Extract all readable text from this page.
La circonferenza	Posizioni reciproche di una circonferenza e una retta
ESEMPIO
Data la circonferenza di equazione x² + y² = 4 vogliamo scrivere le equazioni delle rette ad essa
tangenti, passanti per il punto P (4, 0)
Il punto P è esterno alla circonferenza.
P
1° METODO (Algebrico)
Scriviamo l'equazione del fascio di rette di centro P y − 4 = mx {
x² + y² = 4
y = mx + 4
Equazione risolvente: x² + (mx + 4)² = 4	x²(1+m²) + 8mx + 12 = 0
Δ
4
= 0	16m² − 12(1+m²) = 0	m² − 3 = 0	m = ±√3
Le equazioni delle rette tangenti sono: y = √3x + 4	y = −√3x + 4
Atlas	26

+ + + +

• _DIRECTIONS FOR THIS TASK_:
Which lines hold the word "delle"? Return all of them from the records above.

• _SOLUTION TO THIS EXERCISE_:
Data la circonferenza di equazione x² + y² = 4 vogliamo scrivere le equazioni delle rette ad essa
Le equazioni delle rette tangenti sono: y = √3x + 4	y = −√3x + 4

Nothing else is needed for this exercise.